Extracted data entries
-=-=-=-=-
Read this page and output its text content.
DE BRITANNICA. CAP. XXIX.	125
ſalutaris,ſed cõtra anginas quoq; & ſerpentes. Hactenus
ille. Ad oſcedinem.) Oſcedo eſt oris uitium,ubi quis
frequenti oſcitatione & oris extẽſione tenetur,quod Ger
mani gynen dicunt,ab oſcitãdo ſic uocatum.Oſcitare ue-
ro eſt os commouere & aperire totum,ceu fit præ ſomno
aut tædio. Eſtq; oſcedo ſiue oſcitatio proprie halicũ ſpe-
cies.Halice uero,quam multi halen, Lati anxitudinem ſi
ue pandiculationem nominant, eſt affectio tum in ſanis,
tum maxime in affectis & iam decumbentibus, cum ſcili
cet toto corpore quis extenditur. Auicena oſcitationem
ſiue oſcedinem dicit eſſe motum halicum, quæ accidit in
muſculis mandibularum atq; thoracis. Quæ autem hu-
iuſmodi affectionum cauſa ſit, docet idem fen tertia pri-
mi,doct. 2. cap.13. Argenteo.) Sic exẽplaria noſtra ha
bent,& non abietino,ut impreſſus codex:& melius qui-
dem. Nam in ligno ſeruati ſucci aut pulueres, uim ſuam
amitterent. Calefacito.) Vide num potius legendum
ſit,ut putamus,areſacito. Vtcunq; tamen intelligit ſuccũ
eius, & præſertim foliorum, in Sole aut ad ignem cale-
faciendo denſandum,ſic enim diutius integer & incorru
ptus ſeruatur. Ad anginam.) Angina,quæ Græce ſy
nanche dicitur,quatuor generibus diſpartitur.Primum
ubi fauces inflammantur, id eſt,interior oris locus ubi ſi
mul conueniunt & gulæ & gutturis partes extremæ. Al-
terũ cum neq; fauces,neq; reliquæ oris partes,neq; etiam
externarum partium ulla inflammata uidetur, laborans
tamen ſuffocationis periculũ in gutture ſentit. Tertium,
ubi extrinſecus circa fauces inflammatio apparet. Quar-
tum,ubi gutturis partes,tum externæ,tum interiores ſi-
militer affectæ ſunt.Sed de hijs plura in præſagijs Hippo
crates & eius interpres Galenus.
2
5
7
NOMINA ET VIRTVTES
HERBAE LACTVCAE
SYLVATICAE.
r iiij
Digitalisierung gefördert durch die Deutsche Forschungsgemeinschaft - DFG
-=-=-=-=-
BRIEF —
Copy out every line with the word "fauces".

TASK RESPONSE —
ubi fauces inflammantur, id eſt,interior oris locus ubi ſi
terũ cum neq; fauces,neq; reliquæ oris partes,neq; etiam
ubi extrinſecus circa fauces inflammatio apparet. Quar-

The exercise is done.